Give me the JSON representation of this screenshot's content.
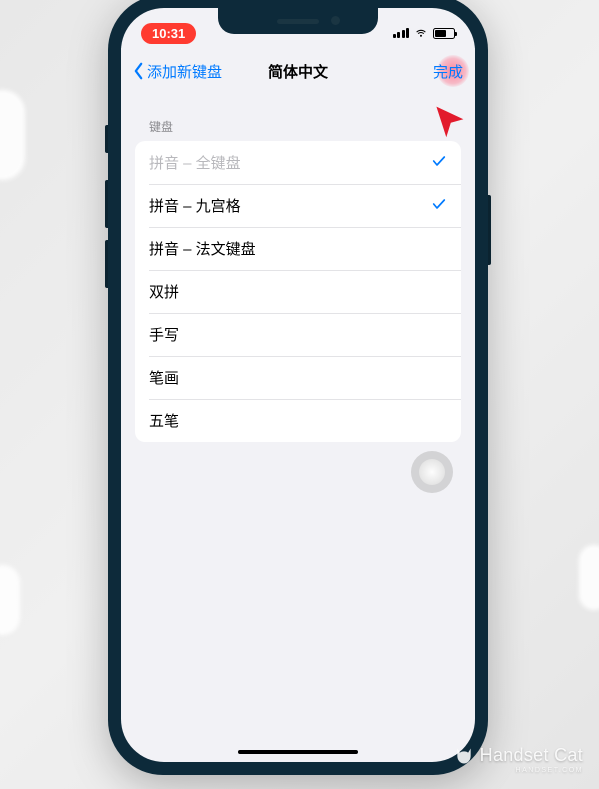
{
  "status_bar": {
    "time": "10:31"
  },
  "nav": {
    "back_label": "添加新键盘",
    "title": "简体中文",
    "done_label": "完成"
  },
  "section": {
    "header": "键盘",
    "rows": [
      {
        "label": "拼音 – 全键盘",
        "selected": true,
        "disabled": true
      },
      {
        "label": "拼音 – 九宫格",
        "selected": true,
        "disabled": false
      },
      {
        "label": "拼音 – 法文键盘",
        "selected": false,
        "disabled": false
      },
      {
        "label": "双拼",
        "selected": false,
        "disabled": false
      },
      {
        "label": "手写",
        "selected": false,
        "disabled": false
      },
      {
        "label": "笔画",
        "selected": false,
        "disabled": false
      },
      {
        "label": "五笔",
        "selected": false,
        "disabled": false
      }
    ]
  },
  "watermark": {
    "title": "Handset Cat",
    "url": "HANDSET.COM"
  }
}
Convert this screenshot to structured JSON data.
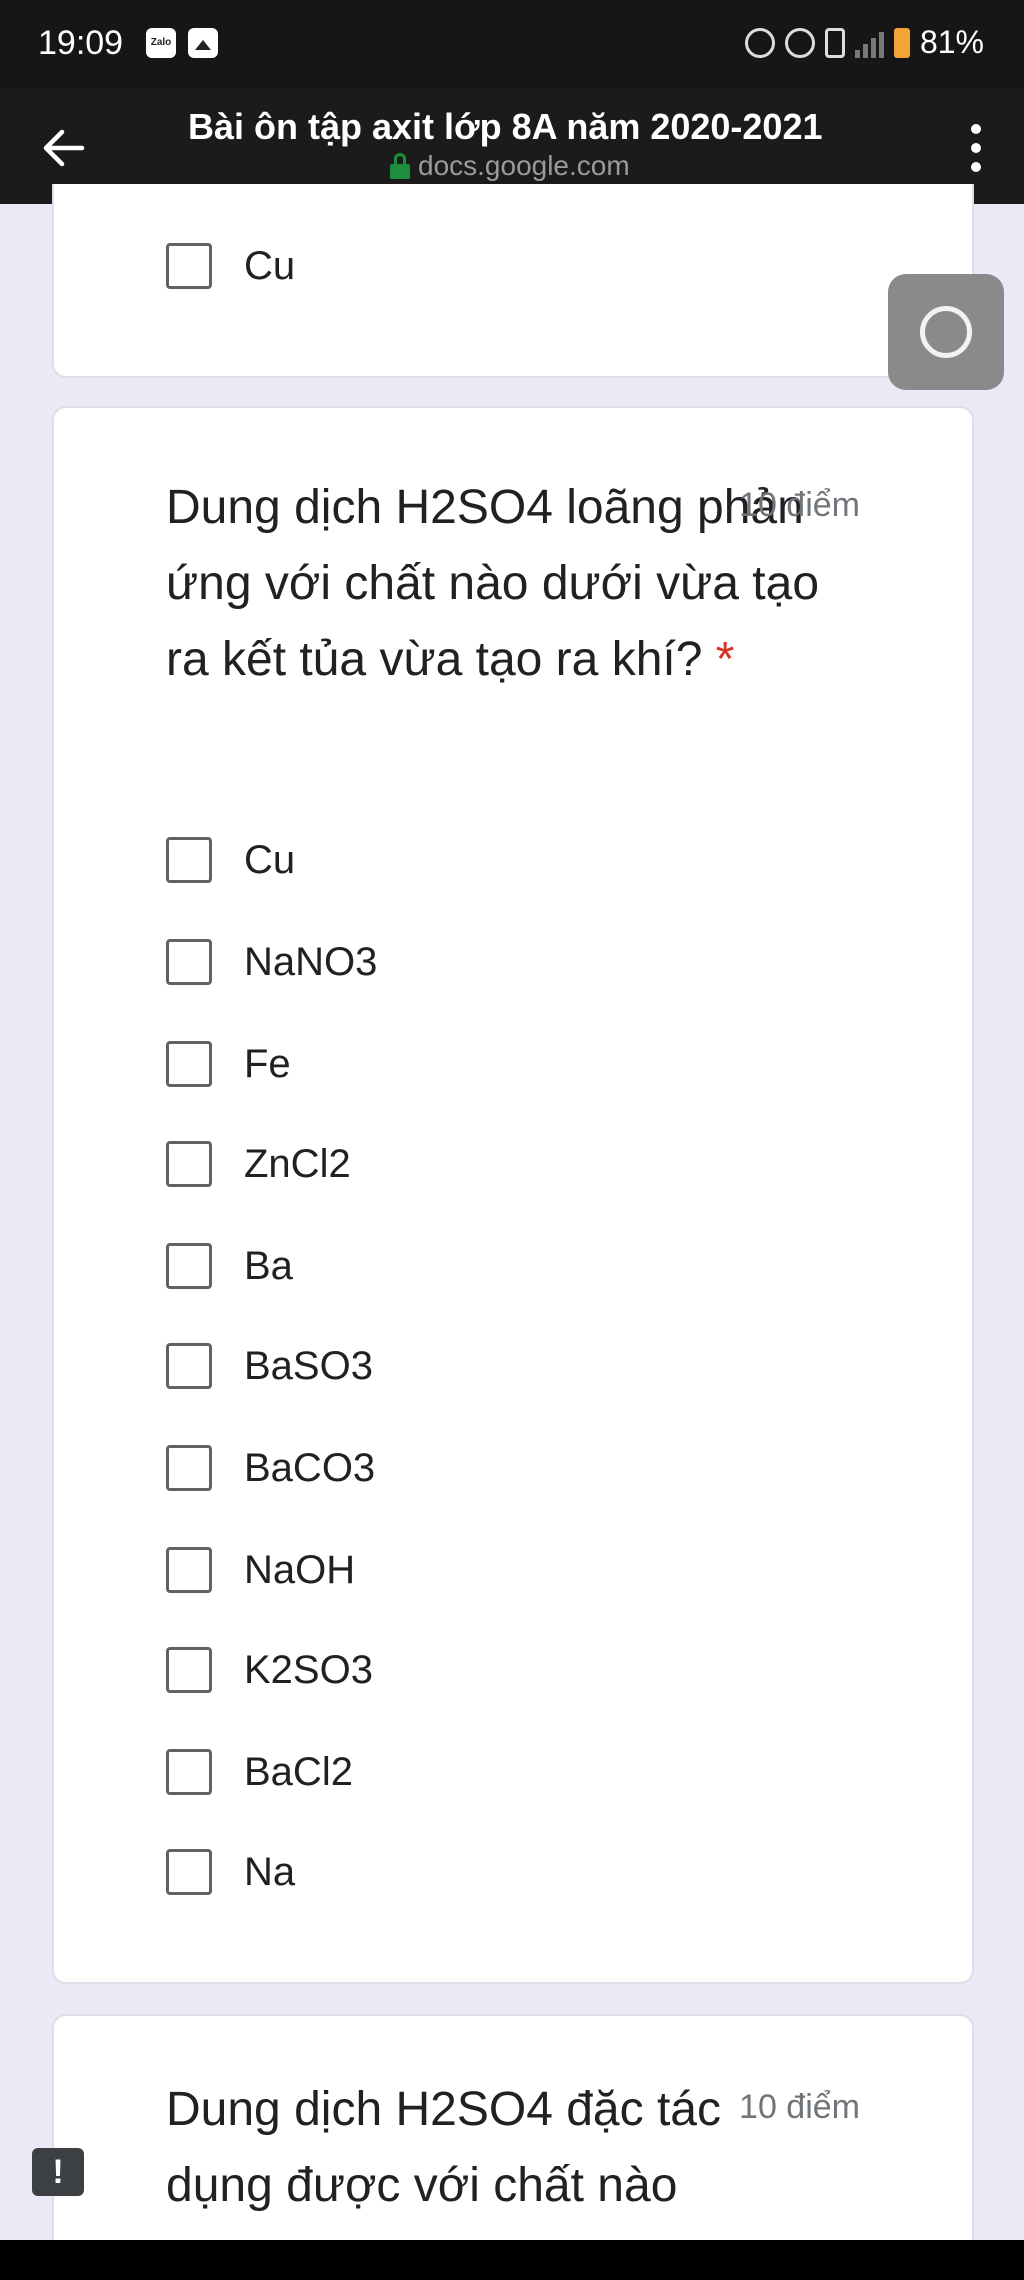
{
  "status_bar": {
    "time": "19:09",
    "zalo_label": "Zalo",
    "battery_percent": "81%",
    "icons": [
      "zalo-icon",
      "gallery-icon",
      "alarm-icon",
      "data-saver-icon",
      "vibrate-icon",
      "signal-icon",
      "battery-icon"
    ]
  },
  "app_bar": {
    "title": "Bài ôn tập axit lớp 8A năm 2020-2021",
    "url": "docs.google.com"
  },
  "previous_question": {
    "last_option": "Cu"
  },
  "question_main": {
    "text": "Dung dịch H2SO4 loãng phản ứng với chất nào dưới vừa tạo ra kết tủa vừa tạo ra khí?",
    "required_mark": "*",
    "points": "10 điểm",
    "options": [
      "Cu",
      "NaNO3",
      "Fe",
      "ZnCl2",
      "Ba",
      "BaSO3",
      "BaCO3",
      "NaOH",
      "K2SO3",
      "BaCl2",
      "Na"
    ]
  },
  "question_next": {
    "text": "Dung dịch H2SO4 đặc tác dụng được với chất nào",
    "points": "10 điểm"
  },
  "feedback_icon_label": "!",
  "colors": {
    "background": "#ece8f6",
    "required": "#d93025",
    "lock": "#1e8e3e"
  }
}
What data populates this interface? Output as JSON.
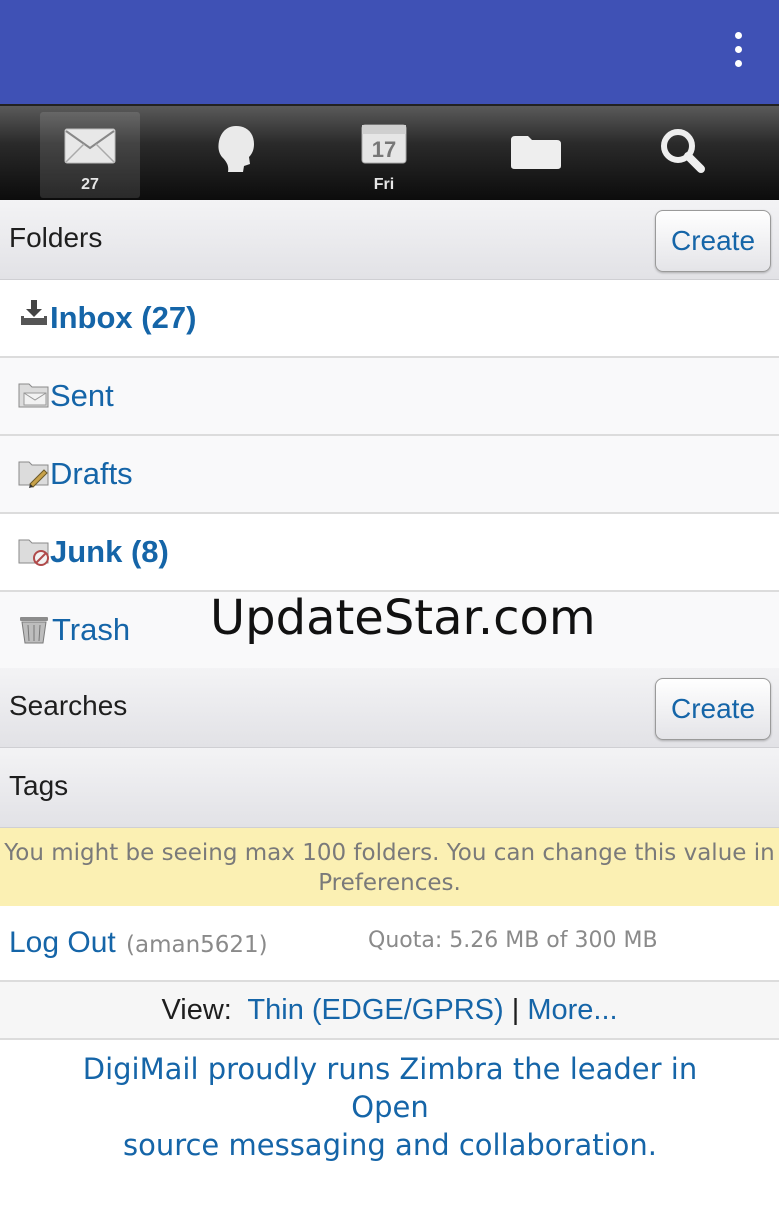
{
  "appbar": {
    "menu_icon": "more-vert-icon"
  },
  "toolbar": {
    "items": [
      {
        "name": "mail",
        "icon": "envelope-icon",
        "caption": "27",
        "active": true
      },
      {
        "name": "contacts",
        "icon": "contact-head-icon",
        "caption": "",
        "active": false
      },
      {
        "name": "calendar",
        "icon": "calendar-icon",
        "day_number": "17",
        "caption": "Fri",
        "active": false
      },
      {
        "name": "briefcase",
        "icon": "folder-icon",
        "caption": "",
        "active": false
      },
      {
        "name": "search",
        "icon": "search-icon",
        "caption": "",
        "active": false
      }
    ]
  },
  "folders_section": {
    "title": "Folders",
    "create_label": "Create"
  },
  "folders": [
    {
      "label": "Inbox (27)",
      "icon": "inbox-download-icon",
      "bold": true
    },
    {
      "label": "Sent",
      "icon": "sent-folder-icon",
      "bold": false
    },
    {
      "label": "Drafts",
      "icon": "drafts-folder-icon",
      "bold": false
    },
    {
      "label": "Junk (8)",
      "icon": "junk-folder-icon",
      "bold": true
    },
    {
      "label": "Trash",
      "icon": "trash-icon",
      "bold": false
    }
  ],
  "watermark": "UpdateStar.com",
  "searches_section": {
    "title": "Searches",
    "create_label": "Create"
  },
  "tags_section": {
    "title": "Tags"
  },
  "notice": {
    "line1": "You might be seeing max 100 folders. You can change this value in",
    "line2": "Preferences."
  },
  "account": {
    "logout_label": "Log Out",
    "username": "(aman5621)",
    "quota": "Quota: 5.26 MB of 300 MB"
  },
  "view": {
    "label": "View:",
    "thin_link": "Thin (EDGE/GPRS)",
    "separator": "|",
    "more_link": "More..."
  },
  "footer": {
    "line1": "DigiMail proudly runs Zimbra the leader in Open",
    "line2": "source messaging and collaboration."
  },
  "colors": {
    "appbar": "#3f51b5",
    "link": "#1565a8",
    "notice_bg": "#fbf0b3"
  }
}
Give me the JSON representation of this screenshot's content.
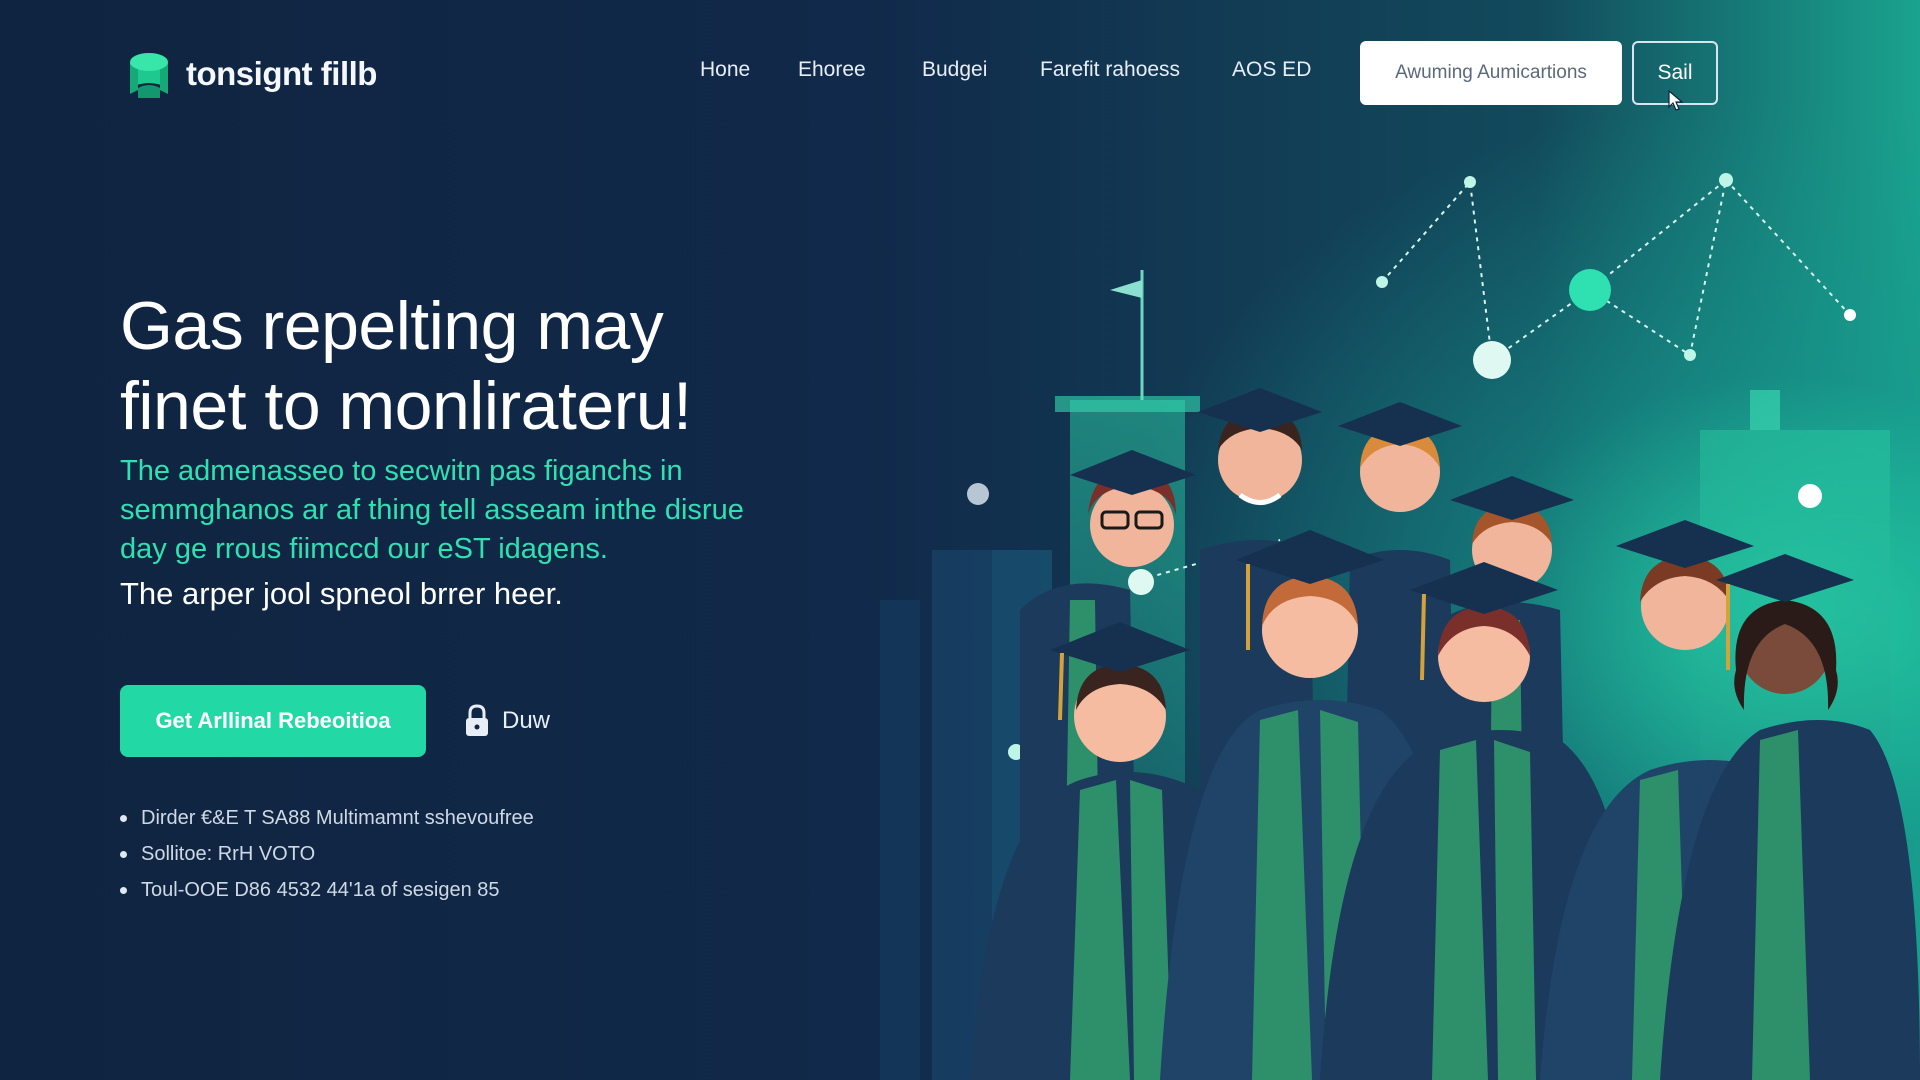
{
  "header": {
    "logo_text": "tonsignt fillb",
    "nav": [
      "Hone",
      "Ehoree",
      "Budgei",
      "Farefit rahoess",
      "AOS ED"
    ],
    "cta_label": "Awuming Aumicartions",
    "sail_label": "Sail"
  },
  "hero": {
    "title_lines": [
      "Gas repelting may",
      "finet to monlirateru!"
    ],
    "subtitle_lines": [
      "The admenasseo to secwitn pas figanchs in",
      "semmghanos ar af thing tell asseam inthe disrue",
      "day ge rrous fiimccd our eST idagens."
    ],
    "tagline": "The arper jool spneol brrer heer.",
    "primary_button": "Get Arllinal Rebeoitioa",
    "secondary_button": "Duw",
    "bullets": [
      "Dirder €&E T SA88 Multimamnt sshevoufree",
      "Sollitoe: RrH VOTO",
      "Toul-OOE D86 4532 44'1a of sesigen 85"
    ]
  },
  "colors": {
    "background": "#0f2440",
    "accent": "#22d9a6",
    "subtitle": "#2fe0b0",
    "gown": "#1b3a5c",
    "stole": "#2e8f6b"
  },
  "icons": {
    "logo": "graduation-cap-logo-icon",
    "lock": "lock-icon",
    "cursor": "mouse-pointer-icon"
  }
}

##########

§ **Stated problem**
Without including any pictures, print each record exactly.

§ **Exercise output**
Give me the JSON representation of this screenshot's content.
{
  "status_bar": {
    "time": "10:31"
  },
  "nav": {
    "back_label": "添加新键盘",
    "title": "简体中文",
    "done_label": "完成"
  },
  "section": {
    "header": "键盘",
    "rows": [
      {
        "label": "拼音 – 全键盘",
        "selected": true,
        "disabled": true
      },
      {
        "label": "拼音 – 九宫格",
        "selected": true,
        "disabled": false
      },
      {
        "label": "拼音 – 法文键盘",
        "selected": false,
        "disabled": false
      },
      {
        "label": "双拼",
        "selected": false,
        "disabled": false
      },
      {
        "label": "手写",
        "selected": false,
        "disabled": false
      },
      {
        "label": "笔画",
        "selected": false,
        "disabled": false
      },
      {
        "label": "五笔",
        "selected": false,
        "disabled": false
      }
    ]
  },
  "watermark": {
    "title": "Handset Cat",
    "url": "HANDSET.COM"
  }
}
Convert this screenshot to structured JSON data.
{
  "status_bar": {
    "time": "19:09",
    "zalo_label": "Zalo",
    "battery_percent": "81%",
    "icons": [
      "zalo-icon",
      "gallery-icon",
      "alarm-icon",
      "data-saver-icon",
      "vibrate-icon",
      "signal-icon",
      "battery-icon"
    ]
  },
  "app_bar": {
    "title": "Bài ôn tập axit lớp 8A năm 2020-2021",
    "url": "docs.google.com"
  },
  "previous_question": {
    "last_option": "Cu"
  },
  "question_main": {
    "text": "Dung dịch H2SO4 loãng phản ứng với chất nào dưới vừa tạo ra kết tủa vừa tạo ra khí?",
    "required_mark": "*",
    "points": "10 điểm",
    "options": [
      "Cu",
      "NaNO3",
      "Fe",
      "ZnCl2",
      "Ba",
      "BaSO3",
      "BaCO3",
      "NaOH",
      "K2SO3",
      "BaCl2",
      "Na"
    ]
  },
  "question_next": {
    "text": "Dung dịch H2SO4 đặc tác dụng được với chất nào",
    "points": "10 điểm"
  },
  "feedback_icon_label": "!",
  "colors": {
    "background": "#ece8f6",
    "required": "#d93025",
    "lock": "#1e8e3e"
  }
}
What data populates this interface? Output as JSON.
{
  "appbar": {
    "menu_icon": "more-vert-icon"
  },
  "toolbar": {
    "items": [
      {
        "name": "mail",
        "icon": "envelope-icon",
        "caption": "27",
        "active": true
      },
      {
        "name": "contacts",
        "icon": "contact-head-icon",
        "caption": "",
        "active": false
      },
      {
        "name": "calendar",
        "icon": "calendar-icon",
        "day_number": "17",
        "caption": "Fri",
        "active": false
      },
      {
        "name": "briefcase",
        "icon": "folder-icon",
        "caption": "",
        "active": false
      },
      {
        "name": "search",
        "icon": "search-icon",
        "caption": "",
        "active": false
      }
    ]
  },
  "folders_section": {
    "title": "Folders",
    "create_label": "Create"
  },
  "folders": [
    {
      "label": "Inbox (27)",
      "icon": "inbox-download-icon",
      "bold": true
    },
    {
      "label": "Sent",
      "icon": "sent-folder-icon",
      "bold": false
    },
    {
      "label": "Drafts",
      "icon": "drafts-folder-icon",
      "bold": false
    },
    {
      "label": "Junk (8)",
      "icon": "junk-folder-icon",
      "bold": true
    },
    {
      "label": "Trash",
      "icon": "trash-icon",
      "bold": false
    }
  ],
  "watermark": "UpdateStar.com",
  "searches_section": {
    "title": "Searches",
    "create_label": "Create"
  },
  "tags_section": {
    "title": "Tags"
  },
  "notice": {
    "line1": "You might be seeing max 100 folders. You can change this value in",
    "line2": "Preferences."
  },
  "account": {
    "logout_label": "Log Out",
    "username": "(aman5621)",
    "quota": "Quota: 5.26 MB of 300 MB"
  },
  "view": {
    "label": "View:",
    "thin_link": "Thin (EDGE/GPRS)",
    "separator": "|",
    "more_link": "More..."
  },
  "footer": {
    "line1": "DigiMail proudly runs Zimbra the leader in Open",
    "line2": "source messaging and collaboration."
  },
  "colors": {
    "appbar": "#3f51b5",
    "link": "#1565a8",
    "notice_bg": "#fbf0b3"
  }
}
Give me the JSON representation of this screenshot's content.
{
  "header": {
    "logo_text": "tonsignt fillb",
    "nav": [
      "Hone",
      "Ehoree",
      "Budgei",
      "Farefit rahoess",
      "AOS ED"
    ],
    "cta_label": "Awuming Aumicartions",
    "sail_label": "Sail"
  },
  "hero": {
    "title_lines": [
      "Gas repelting may",
      "finet to monlirateru!"
    ],
    "subtitle_lines": [
      "The admenasseo to secwitn pas figanchs in",
      "semmghanos ar af thing tell asseam inthe disrue",
      "day ge rrous fiimccd our eST idagens."
    ],
    "tagline": "The arper jool spneol brrer heer.",
    "primary_button": "Get Arllinal Rebeoitioa",
    "secondary_button": "Duw",
    "bullets": [
      "Dirder €&E T SA88 Multimamnt sshevoufree",
      "Sollitoe: RrH VOTO",
      "Toul-OOE D86 4532 44'1a of sesigen 85"
    ]
  },
  "colors": {
    "background": "#0f2440",
    "accent": "#22d9a6",
    "subtitle": "#2fe0b0",
    "gown": "#1b3a5c",
    "stole": "#2e8f6b"
  },
  "icons": {
    "logo": "graduation-cap-logo-icon",
    "lock": "lock-icon",
    "cursor": "mouse-pointer-icon"
  }
}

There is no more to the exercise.